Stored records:
• • • • •
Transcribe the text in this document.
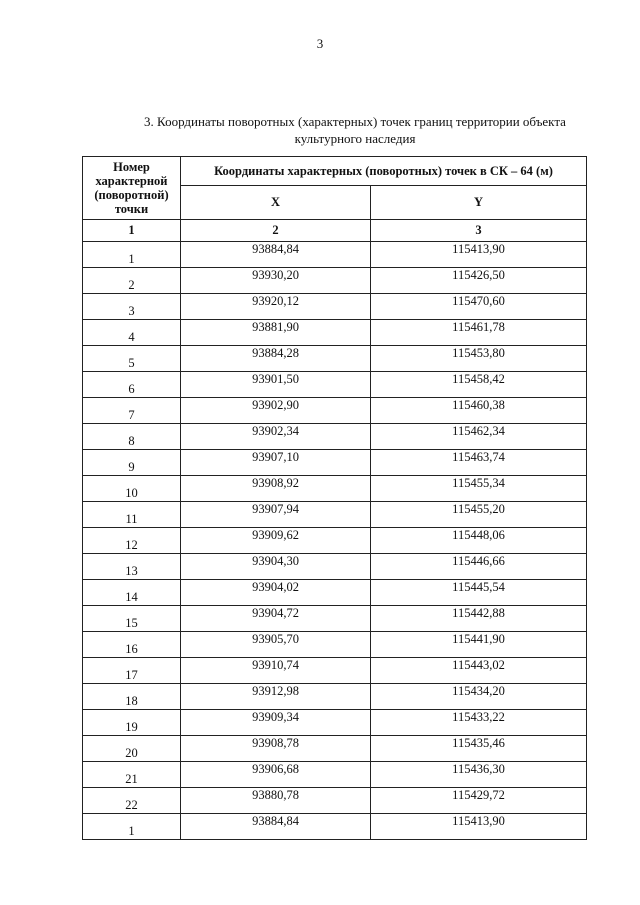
3
3. Координаты поворотных (характерных) точек границ территории объекта
культурного наследия
Номер
характерной
(поворотной)
точки	Координаты характерных (поворотных) точек в СК – 64 (м)	
	X	Y
1	2	3
1	93884,84	115413,90
2	93930,20	115426,50
3	93920,12	115470,60
4	93881,90	115461,78
5	93884,28	115453,80
6	93901,50	115458,42
7	93902,90	115460,38
8	93902,34	115462,34
9	93907,10	115463,74
10	93908,92	115455,34
11	93907,94	115455,20
12	93909,62	115448,06
13	93904,30	115446,66
14	93904,02	115445,54
15	93904,72	115442,88
16	93905,70	115441,90
17	93910,74	115443,02
18	93912,98	115434,20
19	93909,34	115433,22
20	93908,78	115435,46
21	93906,68	115436,30
22	93880,78	115429,72
1	93884,84	115413,90
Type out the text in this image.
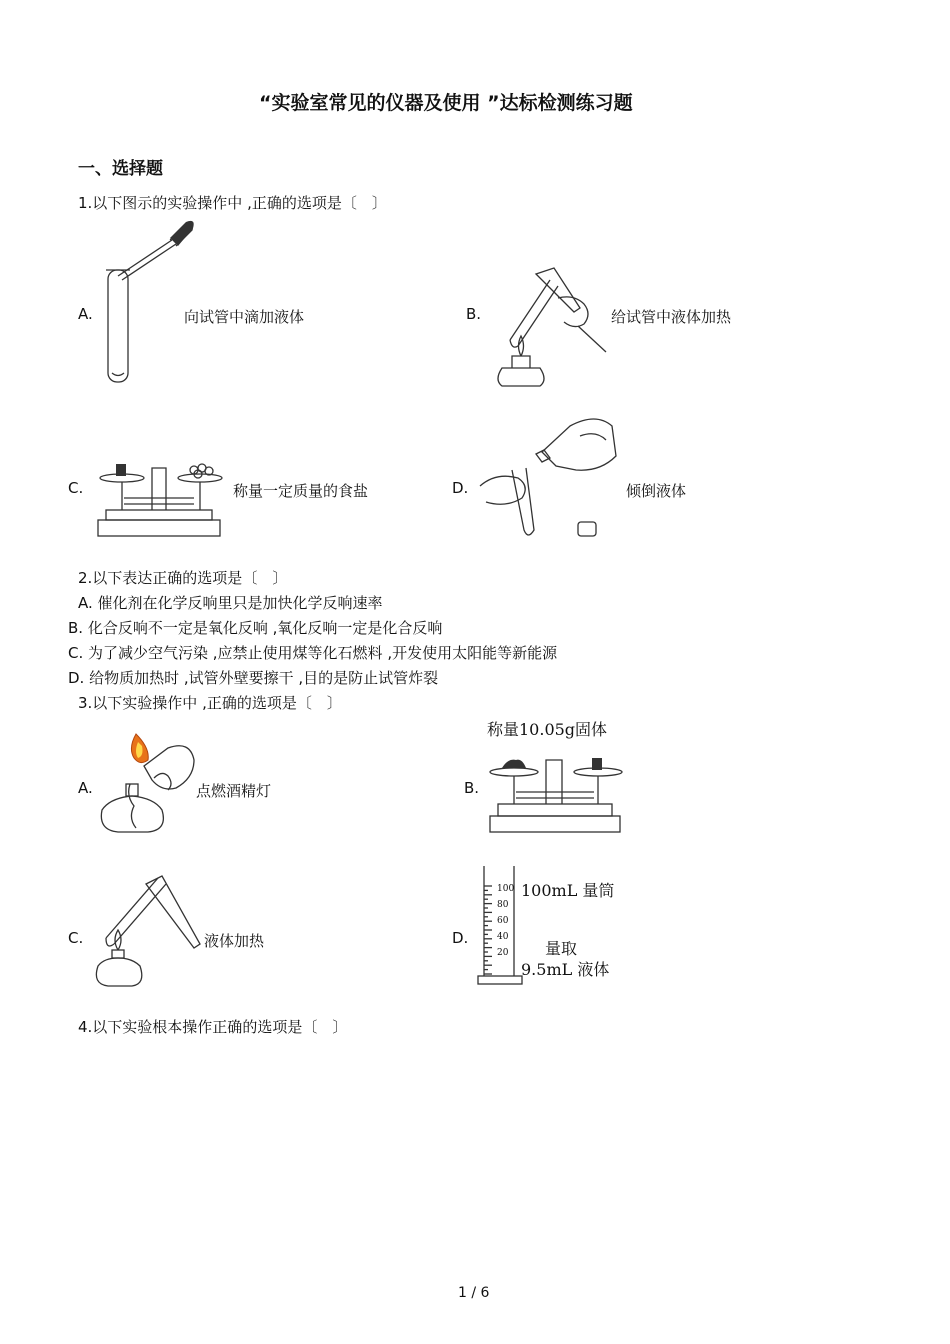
“实验室常见的仪器及使用 ”达标检测练习题
一、选择题
1.以下图示的实验操作中 ,正确的选项是〔　〕
A.	向试管中滴加液体	B.	给试管中液体加热
C.	称量一定质量的食盐	D.	倾倒液体
2.以下表达正确的选项是〔　〕
A. 催化剂在化学反响里只是加快化学反响速率
B. 化合反响不一定是氧化反响 ,氧化反响一定是化合反响
C. 为了减少空气污染 ,应禁止使用煤等化石燃料 ,开发使用太阳能等新能源
D. 给物质加热时 ,试管外壁要擦干 ,目的是防止试管炸裂
3.以下实验操作中 ,正确的选项是〔　〕
A.	点燃酒精灯	B.
称量10.05g固体
C.	液体加热	D.
100
80
60
40
20
100mL 量筒
量取
9.5mL 液体
4.以下实验根本操作正确的选项是〔　〕
1 / 6
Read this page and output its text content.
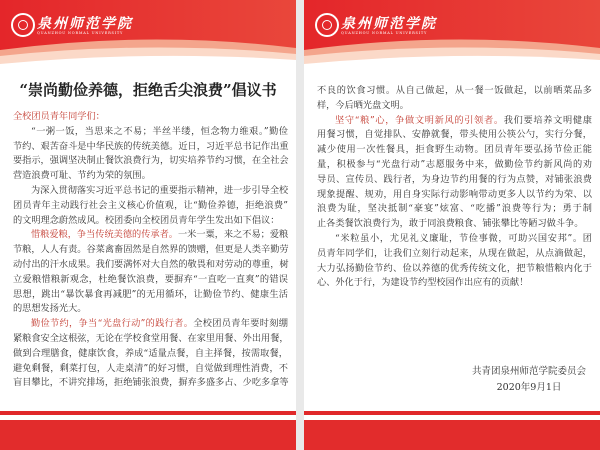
泉州师范学院
QUANZHOU NORMAL UNIVERSITY
“崇尚勤俭养德，拒绝舌尖浪费”倡议书
全校团员青年同学们：
“一粥一饭，当思来之不易；半丝半缕，恒念物力维艰。”勤俭
节约、艰苦奋斗是中华民族的传统美德。近日，习近平总书记作出重
要指示，强调坚决制止餐饮浪费行为，切实培养节约习惯，在全社会
营造浪费可耻、节约为荣的氛围。
为深入贯彻落实习近平总书记的重要指示精神，进一步引导全校
团员青年主动践行社会主义核心价值观，让“勤俭养德，拒绝浪费”
的文明理念蔚然成风。校团委向全校团员青年学生发出如下倡议：
惜粮爱粮，争当传统美德的传承者。一米一粟，来之不易；爱粮
节粮，人人有责。谷菜禽畜固然是自然界的馈赠，但更是人类辛勤劳
动付出的汗水成果。我们要满怀对大自然的敬畏和对劳动的尊重，树
立爱粮惜粮新观念，杜绝餐饮浪费，要摒弃“一直吃一直爽”的错误
思想，跳出“暴饮暴食再减肥”的无用循环，让勤俭节约、健康生活
的思想发扬光大。
勤俭节约，争当“光盘行动”的践行者。全校团员青年要时刻绷
紧粮食安全这根弦，无论在学校食堂用餐、在家里用餐、外出用餐，
做到合理膳食，健康饮食，养成“适量点餐，自主择餐，按需取餐，
避免剩餐，剩菜打包，人走桌清”的好习惯，自觉做到理性消费，不
盲目攀比，不讲究排场，拒绝铺张浪费，摒弃多盛多占、少吃多拿等
泉州师范学院
QUANZHOU NORMAL UNIVERSITY
不良的饮食习惯。从自己做起，从一餐一饭做起，以前晒菜品多
样，今后晒光盘文明。
坚守“粮”心，争做文明新风的引领者。我们要培养文明健康
用餐习惯，自觉排队、安静就餐，带头使用公筷公勺，实行分餐，
减少使用一次性餐具，拒食野生动物。团员青年要弘扬节俭正能
量，积极参与“光盘行动”志愿服务中来，做勤俭节约新风尚的劝
导员、宣传员、践行者，为身边节约用餐的行为点赞，对铺张浪费
现象提醒、规劝，用自身实际行动影响带动更多人以节约为荣、以
浪费为耻，坚决抵制“豪宴”炫富、“吃播”浪费等行为；勇于制
止各类餐饮浪费行为，敢于同浪费粮食、铺张攀比等陋习做斗争。
“米粒虽小，尤见礼义廉耻，节俭事微，可助兴国安邦”。团
员青年同学们，让我们立刻行动起来，从现在做起，从点滴做起，
大力弘扬勤俭节约、俭以养德的优秀传统文化，把节粮惜粮内化于
心、外化于行，为建设节约型校园作出应有的贡献！
共青团泉州师范学院委员会
2020年9月1日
• • • • •
**The problem**
Using the material above, return every line exactly as it appears, minus the pictures.

**Finished exercise**
Transcribe the text in this document.
3
3. Координаты поворотных (характерных) точек границ территории объекта
культурного наследия
Номер
характерной
(поворотной)
точки	Координаты характерных (поворотных) точек в СК – 64 (м)	
	X	Y
1	2	3
1	93884,84	115413,90
2	93930,20	115426,50
3	93920,12	115470,60
4	93881,90	115461,78
5	93884,28	115453,80
6	93901,50	115458,42
7	93902,90	115460,38
8	93902,34	115462,34
9	93907,10	115463,74
10	93908,92	115455,34
11	93907,94	115455,20
12	93909,62	115448,06
13	93904,30	115446,66
14	93904,02	115445,54
15	93904,72	115442,88
16	93905,70	115441,90
17	93910,74	115443,02
18	93912,98	115434,20
19	93909,34	115433,22
20	93908,78	115435,46
21	93906,68	115436,30
22	93880,78	115429,72
1	93884,84	115413,90
Type out the text in this image.
“实验室常见的仪器及使用 ”达标检测练习题
一、选择题
1.以下图示的实验操作中 ,正确的选项是〔　〕
A.	向试管中滴加液体	B.	给试管中液体加热
C.	称量一定质量的食盐	D.	倾倒液体
2.以下表达正确的选项是〔　〕
A. 催化剂在化学反响里只是加快化学反响速率
B. 化合反响不一定是氧化反响 ,氧化反响一定是化合反响
C. 为了减少空气污染 ,应禁止使用煤等化石燃料 ,开发使用太阳能等新能源
D. 给物质加热时 ,试管外壁要擦干 ,目的是防止试管炸裂
3.以下实验操作中 ,正确的选项是〔　〕
A.	点燃酒精灯	B.
称量10.05g固体
C.	液体加热	D.
100
80
60
40
20
100mL 量筒
量取
9.5mL 液体
4.以下实验根本操作正确的选项是〔　〕
1 / 6
Read this page and output its text content.
泉州师范学院
QUANZHOU NORMAL UNIVERSITY
“崇尚勤俭养德，拒绝舌尖浪费”倡议书
全校团员青年同学们：
“一粥一饭，当思来之不易；半丝半缕，恒念物力维艰。”勤俭
节约、艰苦奋斗是中华民族的传统美德。近日，习近平总书记作出重
要指示，强调坚决制止餐饮浪费行为，切实培养节约习惯，在全社会
营造浪费可耻、节约为荣的氛围。
为深入贯彻落实习近平总书记的重要指示精神，进一步引导全校
团员青年主动践行社会主义核心价值观，让“勤俭养德，拒绝浪费”
的文明理念蔚然成风。校团委向全校团员青年学生发出如下倡议：
惜粮爱粮，争当传统美德的传承者。一米一粟，来之不易；爱粮
节粮，人人有责。谷菜禽畜固然是自然界的馈赠，但更是人类辛勤劳
动付出的汗水成果。我们要满怀对大自然的敬畏和对劳动的尊重，树
立爱粮惜粮新观念，杜绝餐饮浪费，要摒弃“一直吃一直爽”的错误
思想，跳出“暴饮暴食再减肥”的无用循环，让勤俭节约、健康生活
的思想发扬光大。
勤俭节约，争当“光盘行动”的践行者。全校团员青年要时刻绷
紧粮食安全这根弦，无论在学校食堂用餐、在家里用餐、外出用餐，
做到合理膳食，健康饮食，养成“适量点餐，自主择餐，按需取餐，
避免剩餐，剩菜打包，人走桌清”的好习惯，自觉做到理性消费，不
盲目攀比，不讲究排场，拒绝铺张浪费，摒弃多盛多占、少吃多拿等
泉州师范学院
QUANZHOU NORMAL UNIVERSITY
不良的饮食习惯。从自己做起，从一餐一饭做起，以前晒菜品多
样，今后晒光盘文明。
坚守“粮”心，争做文明新风的引领者。我们要培养文明健康
用餐习惯，自觉排队、安静就餐，带头使用公筷公勺，实行分餐，
减少使用一次性餐具，拒食野生动物。团员青年要弘扬节俭正能
量，积极参与“光盘行动”志愿服务中来，做勤俭节约新风尚的劝
导员、宣传员、践行者，为身边节约用餐的行为点赞，对铺张浪费
现象提醒、规劝，用自身实际行动影响带动更多人以节约为荣、以
浪费为耻，坚决抵制“豪宴”炫富、“吃播”浪费等行为；勇于制
止各类餐饮浪费行为，敢于同浪费粮食、铺张攀比等陋习做斗争。
“米粒虽小，尤见礼义廉耻，节俭事微，可助兴国安邦”。团
员青年同学们，让我们立刻行动起来，从现在做起，从点滴做起，
大力弘扬勤俭节约、俭以养德的优秀传统文化，把节粮惜粮内化于
心、外化于行，为建设节约型校园作出应有的贡献！
共青团泉州师范学院委员会
2020年9月1日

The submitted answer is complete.